▶ _TASK PROMPT_: Reproduce each line that includes the word "title".

.....

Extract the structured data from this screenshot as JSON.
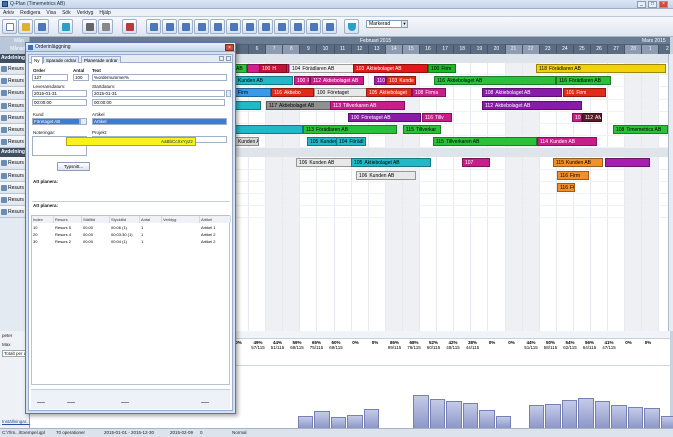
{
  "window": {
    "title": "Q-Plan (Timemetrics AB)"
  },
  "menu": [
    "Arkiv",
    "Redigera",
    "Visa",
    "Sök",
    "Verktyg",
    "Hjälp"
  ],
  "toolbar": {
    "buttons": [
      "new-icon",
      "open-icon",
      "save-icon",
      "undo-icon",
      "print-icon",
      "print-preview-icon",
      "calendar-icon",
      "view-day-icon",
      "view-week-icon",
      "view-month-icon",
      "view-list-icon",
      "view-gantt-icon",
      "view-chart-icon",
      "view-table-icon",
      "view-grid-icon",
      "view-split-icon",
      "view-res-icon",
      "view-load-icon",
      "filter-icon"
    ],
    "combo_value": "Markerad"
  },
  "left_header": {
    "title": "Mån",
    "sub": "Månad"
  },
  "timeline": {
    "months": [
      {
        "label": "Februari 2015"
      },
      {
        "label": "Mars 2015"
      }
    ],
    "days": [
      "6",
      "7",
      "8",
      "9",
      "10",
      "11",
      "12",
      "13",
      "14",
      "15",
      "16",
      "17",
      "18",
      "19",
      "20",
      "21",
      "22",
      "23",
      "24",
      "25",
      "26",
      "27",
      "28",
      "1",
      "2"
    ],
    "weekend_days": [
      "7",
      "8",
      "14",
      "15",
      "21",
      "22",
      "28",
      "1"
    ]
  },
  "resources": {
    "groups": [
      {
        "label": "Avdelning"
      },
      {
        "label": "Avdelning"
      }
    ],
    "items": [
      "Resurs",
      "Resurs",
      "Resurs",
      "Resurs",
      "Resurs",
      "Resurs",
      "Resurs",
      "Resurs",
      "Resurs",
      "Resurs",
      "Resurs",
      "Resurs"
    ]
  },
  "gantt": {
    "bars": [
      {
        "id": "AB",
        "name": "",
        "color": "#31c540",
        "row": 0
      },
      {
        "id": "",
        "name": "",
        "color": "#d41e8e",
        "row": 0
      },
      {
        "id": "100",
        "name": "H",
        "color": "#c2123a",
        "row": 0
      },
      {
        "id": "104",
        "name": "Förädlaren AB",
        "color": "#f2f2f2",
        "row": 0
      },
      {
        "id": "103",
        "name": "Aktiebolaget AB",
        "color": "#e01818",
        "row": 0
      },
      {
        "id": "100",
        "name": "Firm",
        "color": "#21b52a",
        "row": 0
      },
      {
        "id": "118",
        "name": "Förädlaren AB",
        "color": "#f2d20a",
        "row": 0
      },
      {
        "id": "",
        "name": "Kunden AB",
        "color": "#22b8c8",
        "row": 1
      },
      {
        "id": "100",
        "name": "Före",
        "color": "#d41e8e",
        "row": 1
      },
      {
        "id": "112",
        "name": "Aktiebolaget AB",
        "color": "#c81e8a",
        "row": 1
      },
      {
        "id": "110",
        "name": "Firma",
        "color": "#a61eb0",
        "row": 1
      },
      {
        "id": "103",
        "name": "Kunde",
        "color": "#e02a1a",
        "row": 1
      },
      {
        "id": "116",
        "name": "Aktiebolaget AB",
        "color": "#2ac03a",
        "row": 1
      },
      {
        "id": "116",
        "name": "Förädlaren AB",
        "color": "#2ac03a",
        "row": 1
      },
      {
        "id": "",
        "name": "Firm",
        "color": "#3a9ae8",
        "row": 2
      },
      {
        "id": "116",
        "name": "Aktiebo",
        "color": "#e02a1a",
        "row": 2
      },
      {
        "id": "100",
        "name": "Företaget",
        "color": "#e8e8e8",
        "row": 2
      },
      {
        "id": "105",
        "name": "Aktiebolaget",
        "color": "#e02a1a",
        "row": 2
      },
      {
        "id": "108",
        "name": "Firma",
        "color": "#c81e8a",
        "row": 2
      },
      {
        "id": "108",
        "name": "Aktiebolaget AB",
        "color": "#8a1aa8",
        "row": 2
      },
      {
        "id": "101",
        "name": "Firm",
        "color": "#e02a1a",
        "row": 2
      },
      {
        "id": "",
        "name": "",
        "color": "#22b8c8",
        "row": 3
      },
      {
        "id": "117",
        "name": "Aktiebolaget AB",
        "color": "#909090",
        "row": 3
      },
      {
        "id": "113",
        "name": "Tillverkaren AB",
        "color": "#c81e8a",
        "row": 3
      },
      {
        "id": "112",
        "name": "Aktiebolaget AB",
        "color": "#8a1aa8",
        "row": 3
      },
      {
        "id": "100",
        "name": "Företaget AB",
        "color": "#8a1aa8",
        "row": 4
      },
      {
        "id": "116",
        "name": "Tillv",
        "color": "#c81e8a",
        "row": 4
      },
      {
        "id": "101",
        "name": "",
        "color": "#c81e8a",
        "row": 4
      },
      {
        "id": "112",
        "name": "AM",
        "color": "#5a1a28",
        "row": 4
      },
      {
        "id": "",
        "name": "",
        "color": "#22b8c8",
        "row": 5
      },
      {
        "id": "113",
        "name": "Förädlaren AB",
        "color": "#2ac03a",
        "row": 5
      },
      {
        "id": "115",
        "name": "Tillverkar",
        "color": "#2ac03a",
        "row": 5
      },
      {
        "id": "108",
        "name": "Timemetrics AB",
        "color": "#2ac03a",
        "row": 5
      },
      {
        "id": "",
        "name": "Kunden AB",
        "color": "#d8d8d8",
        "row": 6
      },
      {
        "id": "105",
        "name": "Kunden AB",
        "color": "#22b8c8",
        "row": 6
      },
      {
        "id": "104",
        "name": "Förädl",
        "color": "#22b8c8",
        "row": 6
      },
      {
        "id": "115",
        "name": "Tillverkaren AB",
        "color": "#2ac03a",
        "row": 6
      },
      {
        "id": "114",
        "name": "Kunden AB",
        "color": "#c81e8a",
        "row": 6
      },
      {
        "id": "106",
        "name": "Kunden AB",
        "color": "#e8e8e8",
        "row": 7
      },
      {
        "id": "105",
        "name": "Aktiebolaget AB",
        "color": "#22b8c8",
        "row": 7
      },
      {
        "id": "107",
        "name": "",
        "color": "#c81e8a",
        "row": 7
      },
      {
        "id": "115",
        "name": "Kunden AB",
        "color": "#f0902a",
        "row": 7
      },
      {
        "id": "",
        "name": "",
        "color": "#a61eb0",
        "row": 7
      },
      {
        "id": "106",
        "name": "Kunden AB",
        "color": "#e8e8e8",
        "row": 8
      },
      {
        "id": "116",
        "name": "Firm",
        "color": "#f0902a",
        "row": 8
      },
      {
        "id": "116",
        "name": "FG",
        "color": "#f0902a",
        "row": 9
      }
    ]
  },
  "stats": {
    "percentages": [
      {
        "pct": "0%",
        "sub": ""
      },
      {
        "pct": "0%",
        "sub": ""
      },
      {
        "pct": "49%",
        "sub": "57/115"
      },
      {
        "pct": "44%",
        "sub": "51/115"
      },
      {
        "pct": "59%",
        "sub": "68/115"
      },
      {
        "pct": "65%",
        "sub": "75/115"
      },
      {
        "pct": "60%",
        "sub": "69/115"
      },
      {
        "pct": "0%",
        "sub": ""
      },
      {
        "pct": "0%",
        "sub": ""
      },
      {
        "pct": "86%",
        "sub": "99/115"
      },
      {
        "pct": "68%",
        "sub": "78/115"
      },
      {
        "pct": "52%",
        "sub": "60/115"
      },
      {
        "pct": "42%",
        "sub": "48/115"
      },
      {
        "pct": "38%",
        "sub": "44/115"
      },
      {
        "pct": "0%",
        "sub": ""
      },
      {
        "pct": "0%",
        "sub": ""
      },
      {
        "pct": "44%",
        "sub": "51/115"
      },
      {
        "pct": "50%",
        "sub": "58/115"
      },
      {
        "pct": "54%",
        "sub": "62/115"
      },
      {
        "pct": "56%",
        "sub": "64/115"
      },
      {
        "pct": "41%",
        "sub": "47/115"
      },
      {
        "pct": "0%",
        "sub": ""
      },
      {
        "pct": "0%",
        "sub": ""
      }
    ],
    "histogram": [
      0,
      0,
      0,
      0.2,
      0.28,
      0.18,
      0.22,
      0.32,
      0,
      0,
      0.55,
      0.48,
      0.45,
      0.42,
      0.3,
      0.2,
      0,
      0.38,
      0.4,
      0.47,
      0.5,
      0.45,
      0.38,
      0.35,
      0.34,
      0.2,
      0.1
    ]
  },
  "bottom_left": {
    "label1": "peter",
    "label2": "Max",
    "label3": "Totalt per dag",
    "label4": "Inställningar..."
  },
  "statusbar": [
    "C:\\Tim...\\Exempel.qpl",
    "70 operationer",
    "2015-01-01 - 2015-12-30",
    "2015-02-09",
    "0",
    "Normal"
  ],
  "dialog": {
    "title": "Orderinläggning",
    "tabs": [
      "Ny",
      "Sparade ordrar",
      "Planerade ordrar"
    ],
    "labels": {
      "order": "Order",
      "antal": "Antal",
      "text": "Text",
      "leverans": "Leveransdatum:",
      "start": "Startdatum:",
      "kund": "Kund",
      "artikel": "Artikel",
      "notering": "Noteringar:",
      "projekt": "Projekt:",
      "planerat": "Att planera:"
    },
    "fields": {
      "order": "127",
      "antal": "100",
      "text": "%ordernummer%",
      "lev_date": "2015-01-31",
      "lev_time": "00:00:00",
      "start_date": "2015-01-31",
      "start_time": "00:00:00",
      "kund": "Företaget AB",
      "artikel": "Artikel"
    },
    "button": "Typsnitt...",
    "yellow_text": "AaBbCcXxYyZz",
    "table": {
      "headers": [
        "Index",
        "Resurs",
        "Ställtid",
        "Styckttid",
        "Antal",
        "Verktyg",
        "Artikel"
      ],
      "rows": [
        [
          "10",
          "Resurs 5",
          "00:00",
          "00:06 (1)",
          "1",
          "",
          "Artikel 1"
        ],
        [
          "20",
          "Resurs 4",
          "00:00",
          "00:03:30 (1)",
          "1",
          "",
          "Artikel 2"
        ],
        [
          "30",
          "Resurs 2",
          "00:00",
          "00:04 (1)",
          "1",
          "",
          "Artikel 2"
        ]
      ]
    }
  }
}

.....

▶ _TASK OUTPUT_:
    "title": "Q-Plan (Timemetrics AB)"
    "title": "Mån",
    "title": "Orderinläggning",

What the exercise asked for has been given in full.